Stored entries

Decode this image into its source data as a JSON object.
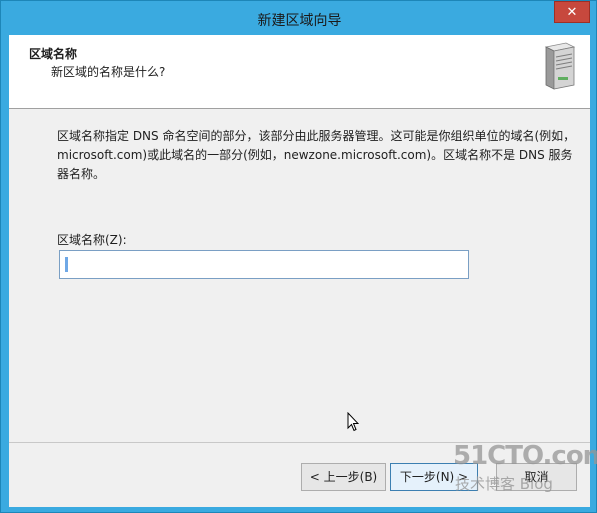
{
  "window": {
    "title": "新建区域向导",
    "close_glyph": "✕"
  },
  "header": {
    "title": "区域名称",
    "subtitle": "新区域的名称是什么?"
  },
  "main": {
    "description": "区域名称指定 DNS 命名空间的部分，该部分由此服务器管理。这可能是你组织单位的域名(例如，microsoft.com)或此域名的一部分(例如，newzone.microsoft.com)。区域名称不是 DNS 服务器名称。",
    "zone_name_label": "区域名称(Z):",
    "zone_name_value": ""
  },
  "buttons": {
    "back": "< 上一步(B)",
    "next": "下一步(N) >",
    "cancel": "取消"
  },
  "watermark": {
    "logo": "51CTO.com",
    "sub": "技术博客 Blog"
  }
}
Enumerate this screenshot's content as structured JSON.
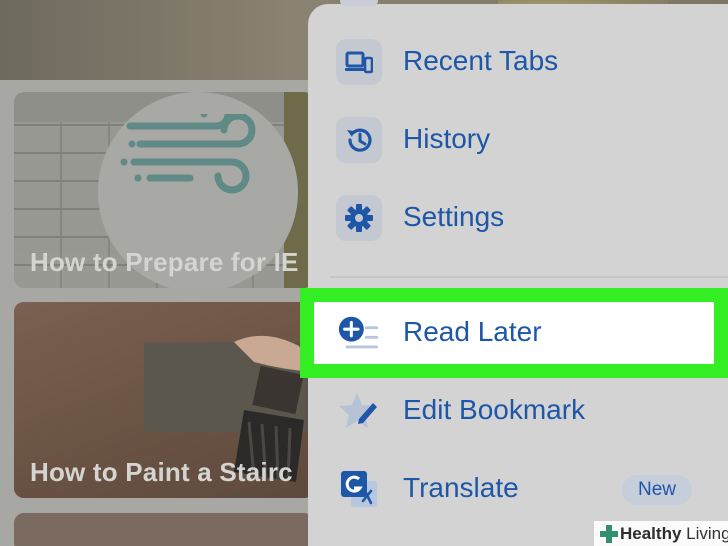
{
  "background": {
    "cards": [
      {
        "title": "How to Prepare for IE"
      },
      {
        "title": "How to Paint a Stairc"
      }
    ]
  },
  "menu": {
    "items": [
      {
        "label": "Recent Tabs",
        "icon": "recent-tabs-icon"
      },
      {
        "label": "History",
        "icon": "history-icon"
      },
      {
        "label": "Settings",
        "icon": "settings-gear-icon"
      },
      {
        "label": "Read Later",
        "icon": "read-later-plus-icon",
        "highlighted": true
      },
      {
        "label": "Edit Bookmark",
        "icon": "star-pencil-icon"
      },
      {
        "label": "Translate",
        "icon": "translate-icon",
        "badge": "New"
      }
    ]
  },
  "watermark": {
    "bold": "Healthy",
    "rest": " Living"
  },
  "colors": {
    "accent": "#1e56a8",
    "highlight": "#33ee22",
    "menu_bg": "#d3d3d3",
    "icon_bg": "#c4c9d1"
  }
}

Written problem →
Count every line bearing the word "JSON"; report the total only.

Answer to the problem →
2